## start

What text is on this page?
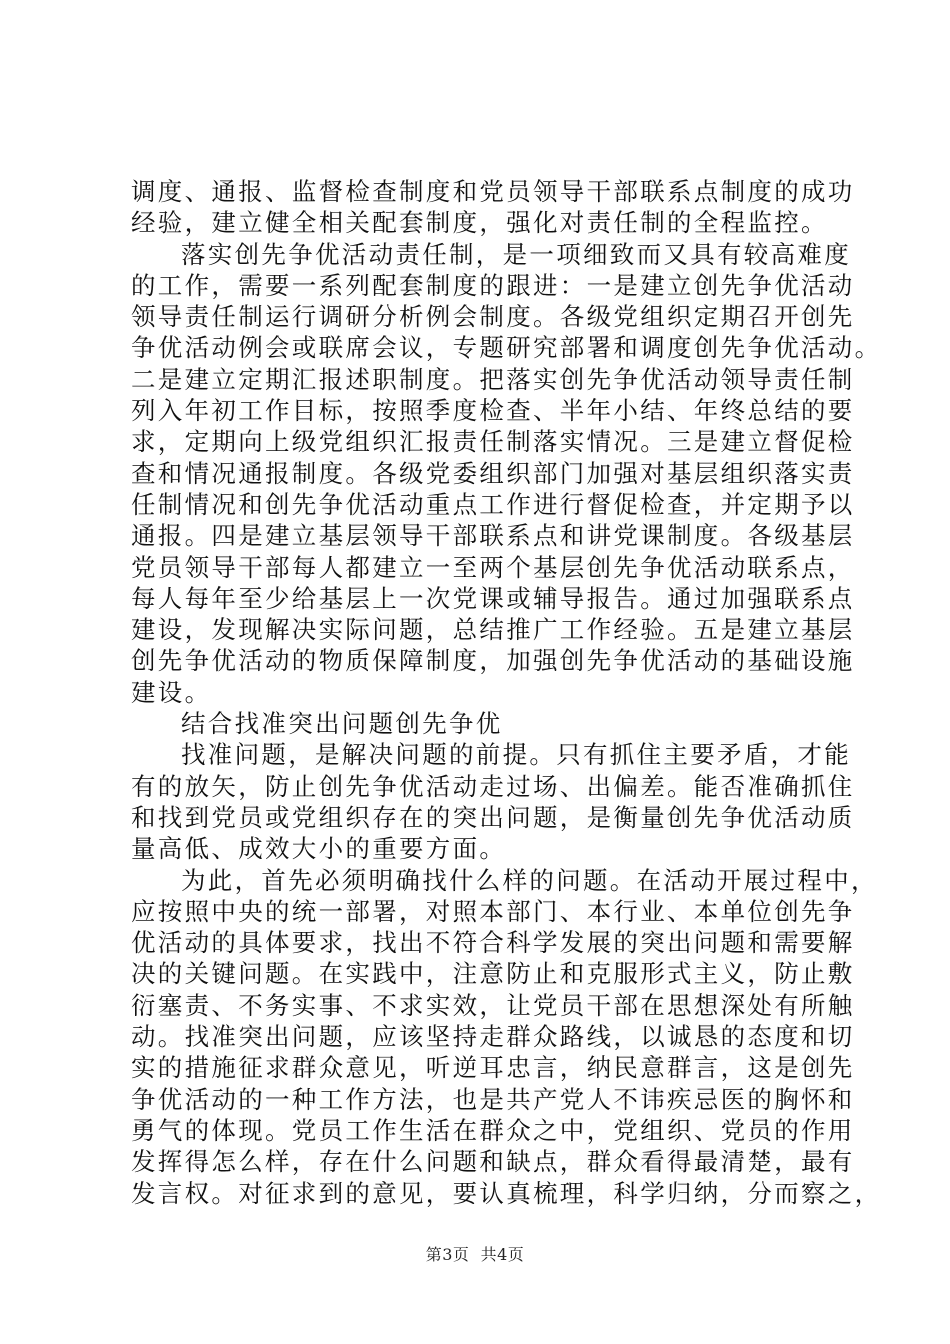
调度、通报、监督检查制度和党员领导干部联系点制度的成功
经验，建立健全相关配套制度，强化对责任制的全程监控。
落实创先争优活动责任制，是一项细致而又具有较高难度
的工作，需要一系列配套制度的跟进：一是建立创先争优活动
领导责任制运行调研分析例会制度。各级党组织定期召开创先
争优活动例会或联席会议，专题研究部署和调度创先争优活动。
二是建立定期汇报述职制度。把落实创先争优活动领导责任制
列入年初工作目标，按照季度检查、半年小结、年终总结的要
求，定期向上级党组织汇报责任制落实情况。三是建立督促检
查和情况通报制度。各级党委组织部门加强对基层组织落实责
任制情况和创先争优活动重点工作进行督促检查，并定期予以
通报。四是建立基层领导干部联系点和讲党课制度。各级基层
党员领导干部每人都建立一至两个基层创先争优活动联系点，
每人每年至少给基层上一次党课或辅导报告。通过加强联系点
建设，发现解决实际问题，总结推广工作经验。五是建立基层
创先争优活动的物质保障制度，加强创先争优活动的基础设施
建设。
结合找准突出问题创先争优
找准问题，是解决问题的前提。只有抓住主要矛盾，才能
有的放矢，防止创先争优活动走过场、出偏差。能否准确抓住
和找到党员或党组织存在的突出问题，是衡量创先争优活动质
量高低、成效大小的重要方面。
为此，首先必须明确找什么样的问题。在活动开展过程中，
应按照中央的统一部署，对照本部门、本行业、本单位创先争
优活动的具体要求，找出不符合科学发展的突出问题和需要解
决的关键问题。在实践中，注意防止和克服形式主义，防止敷
衍塞责、不务实事、不求实效，让党员干部在思想深处有所触
动。找准突出问题，应该坚持走群众路线，以诚恳的态度和切
实的措施征求群众意见，听逆耳忠言，纳民意群言，这是创先
争优活动的一种工作方法，也是共产党人不讳疾忌医的胸怀和
勇气的体现。党员工作生活在群众之中，党组织、党员的作用
发挥得怎么样，存在什么问题和缺点，群众看得最清楚，最有
发言权。对征求到的意见，要认真梳理，科学归纳，分而察之，
第3页  共4页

## end

Written task:
Extract every line of the data exactly; pictures stay out.

Written response:
What text is on this page?
调度、通报、监督检查制度和党员领导干部联系点制度的成功
经验，建立健全相关配套制度，强化对责任制的全程监控。
落实创先争优活动责任制，是一项细致而又具有较高难度
的工作，需要一系列配套制度的跟进：一是建立创先争优活动
领导责任制运行调研分析例会制度。各级党组织定期召开创先
争优活动例会或联席会议，专题研究部署和调度创先争优活动。
二是建立定期汇报述职制度。把落实创先争优活动领导责任制
列入年初工作目标，按照季度检查、半年小结、年终总结的要
求，定期向上级党组织汇报责任制落实情况。三是建立督促检
查和情况通报制度。各级党委组织部门加强对基层组织落实责
任制情况和创先争优活动重点工作进行督促检查，并定期予以
通报。四是建立基层领导干部联系点和讲党课制度。各级基层
党员领导干部每人都建立一至两个基层创先争优活动联系点，
每人每年至少给基层上一次党课或辅导报告。通过加强联系点
建设，发现解决实际问题，总结推广工作经验。五是建立基层
创先争优活动的物质保障制度，加强创先争优活动的基础设施
建设。
结合找准突出问题创先争优
找准问题，是解决问题的前提。只有抓住主要矛盾，才能
有的放矢，防止创先争优活动走过场、出偏差。能否准确抓住
和找到党员或党组织存在的突出问题，是衡量创先争优活动质
量高低、成效大小的重要方面。
为此，首先必须明确找什么样的问题。在活动开展过程中，
应按照中央的统一部署，对照本部门、本行业、本单位创先争
优活动的具体要求，找出不符合科学发展的突出问题和需要解
决的关键问题。在实践中，注意防止和克服形式主义，防止敷
衍塞责、不务实事、不求实效，让党员干部在思想深处有所触
动。找准突出问题，应该坚持走群众路线，以诚恳的态度和切
实的措施征求群众意见，听逆耳忠言，纳民意群言，这是创先
争优活动的一种工作方法，也是共产党人不讳疾忌医的胸怀和
勇气的体现。党员工作生活在群众之中，党组织、党员的作用
发挥得怎么样，存在什么问题和缺点，群众看得最清楚，最有
发言权。对征求到的意见，要认真梳理，科学归纳，分而察之，
第3页  共4页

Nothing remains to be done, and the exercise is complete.